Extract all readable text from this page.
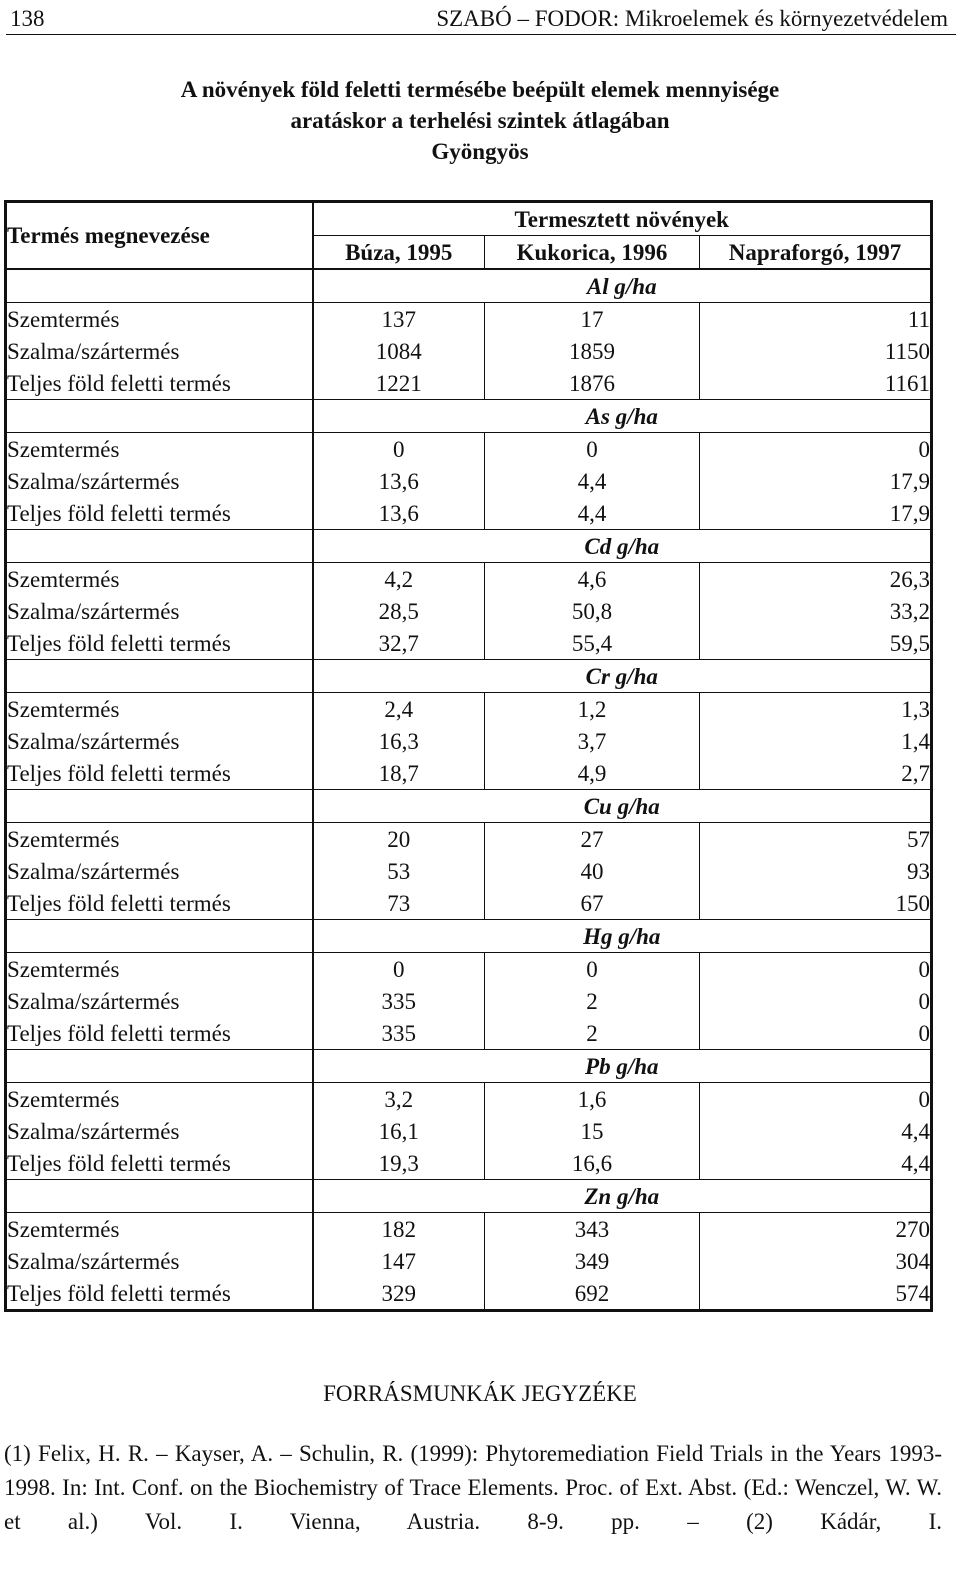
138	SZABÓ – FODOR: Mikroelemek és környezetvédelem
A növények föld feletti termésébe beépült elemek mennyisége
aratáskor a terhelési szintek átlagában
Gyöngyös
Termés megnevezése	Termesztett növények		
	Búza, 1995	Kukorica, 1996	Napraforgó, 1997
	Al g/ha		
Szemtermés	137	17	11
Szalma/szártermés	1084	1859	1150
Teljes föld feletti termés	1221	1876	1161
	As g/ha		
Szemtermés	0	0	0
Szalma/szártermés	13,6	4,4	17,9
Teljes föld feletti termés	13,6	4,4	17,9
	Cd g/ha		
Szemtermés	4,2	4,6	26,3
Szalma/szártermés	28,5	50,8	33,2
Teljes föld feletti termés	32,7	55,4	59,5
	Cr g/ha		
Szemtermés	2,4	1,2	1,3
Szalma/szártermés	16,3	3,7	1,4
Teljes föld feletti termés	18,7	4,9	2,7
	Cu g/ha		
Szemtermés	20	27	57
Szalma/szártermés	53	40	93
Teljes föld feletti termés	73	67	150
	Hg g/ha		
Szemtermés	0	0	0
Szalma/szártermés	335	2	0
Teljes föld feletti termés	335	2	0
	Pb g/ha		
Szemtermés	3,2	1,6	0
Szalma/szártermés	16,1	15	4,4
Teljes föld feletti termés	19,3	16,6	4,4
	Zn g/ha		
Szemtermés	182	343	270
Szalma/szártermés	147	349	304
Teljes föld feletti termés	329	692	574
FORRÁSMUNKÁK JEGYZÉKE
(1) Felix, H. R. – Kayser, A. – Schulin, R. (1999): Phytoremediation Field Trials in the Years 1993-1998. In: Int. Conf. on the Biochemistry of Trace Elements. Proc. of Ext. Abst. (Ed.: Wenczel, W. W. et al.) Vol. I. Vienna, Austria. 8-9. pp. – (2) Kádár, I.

* AIM OF THE EXERCISE: Read the data above and count the lines that include "növények". Answer only with the count.

* EXERCISE RESULT: 2